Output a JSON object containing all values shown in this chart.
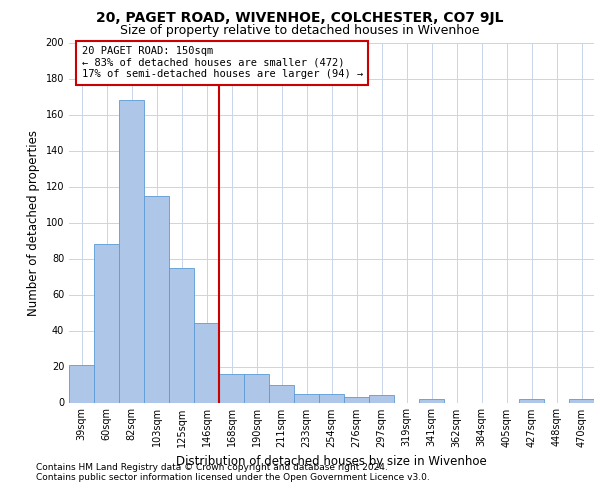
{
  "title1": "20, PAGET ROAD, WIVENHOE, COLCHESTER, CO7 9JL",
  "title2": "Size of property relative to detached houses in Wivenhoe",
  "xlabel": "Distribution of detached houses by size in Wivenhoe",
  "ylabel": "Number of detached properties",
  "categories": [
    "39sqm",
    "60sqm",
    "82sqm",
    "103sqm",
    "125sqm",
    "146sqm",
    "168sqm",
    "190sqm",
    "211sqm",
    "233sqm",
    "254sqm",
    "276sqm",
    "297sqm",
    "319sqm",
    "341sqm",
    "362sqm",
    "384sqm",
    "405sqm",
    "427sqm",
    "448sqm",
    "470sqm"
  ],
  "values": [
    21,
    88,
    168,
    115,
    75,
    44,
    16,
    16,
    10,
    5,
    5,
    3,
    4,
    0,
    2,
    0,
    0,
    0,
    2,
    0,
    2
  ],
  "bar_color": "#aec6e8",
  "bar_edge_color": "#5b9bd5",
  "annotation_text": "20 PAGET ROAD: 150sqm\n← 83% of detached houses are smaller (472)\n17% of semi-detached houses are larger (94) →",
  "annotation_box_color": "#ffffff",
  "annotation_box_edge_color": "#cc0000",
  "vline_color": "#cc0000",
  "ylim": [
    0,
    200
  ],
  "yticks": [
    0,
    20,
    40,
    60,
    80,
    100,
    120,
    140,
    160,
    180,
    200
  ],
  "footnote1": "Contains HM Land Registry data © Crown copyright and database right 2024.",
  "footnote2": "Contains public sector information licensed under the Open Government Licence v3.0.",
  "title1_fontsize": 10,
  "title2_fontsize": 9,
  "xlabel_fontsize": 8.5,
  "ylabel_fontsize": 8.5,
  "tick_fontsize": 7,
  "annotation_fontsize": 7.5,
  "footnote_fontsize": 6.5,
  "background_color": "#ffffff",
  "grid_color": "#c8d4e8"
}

============================================================

Goal>
Every entry must be transcribed exactly. Pictures do not belong in the copy.

Solution to the exercise>
Output a JSON object containing all values shown in this chart.
{
  "title1": "20, PAGET ROAD, WIVENHOE, COLCHESTER, CO7 9JL",
  "title2": "Size of property relative to detached houses in Wivenhoe",
  "xlabel": "Distribution of detached houses by size in Wivenhoe",
  "ylabel": "Number of detached properties",
  "categories": [
    "39sqm",
    "60sqm",
    "82sqm",
    "103sqm",
    "125sqm",
    "146sqm",
    "168sqm",
    "190sqm",
    "211sqm",
    "233sqm",
    "254sqm",
    "276sqm",
    "297sqm",
    "319sqm",
    "341sqm",
    "362sqm",
    "384sqm",
    "405sqm",
    "427sqm",
    "448sqm",
    "470sqm"
  ],
  "values": [
    21,
    88,
    168,
    115,
    75,
    44,
    16,
    16,
    10,
    5,
    5,
    3,
    4,
    0,
    2,
    0,
    0,
    0,
    2,
    0,
    2
  ],
  "bar_color": "#aec6e8",
  "bar_edge_color": "#5b9bd5",
  "annotation_text": "20 PAGET ROAD: 150sqm\n← 83% of detached houses are smaller (472)\n17% of semi-detached houses are larger (94) →",
  "annotation_box_color": "#ffffff",
  "annotation_box_edge_color": "#cc0000",
  "vline_color": "#cc0000",
  "ylim": [
    0,
    200
  ],
  "yticks": [
    0,
    20,
    40,
    60,
    80,
    100,
    120,
    140,
    160,
    180,
    200
  ],
  "footnote1": "Contains HM Land Registry data © Crown copyright and database right 2024.",
  "footnote2": "Contains public sector information licensed under the Open Government Licence v3.0.",
  "title1_fontsize": 10,
  "title2_fontsize": 9,
  "xlabel_fontsize": 8.5,
  "ylabel_fontsize": 8.5,
  "tick_fontsize": 7,
  "annotation_fontsize": 7.5,
  "footnote_fontsize": 6.5,
  "background_color": "#ffffff",
  "grid_color": "#c8d4e8"
}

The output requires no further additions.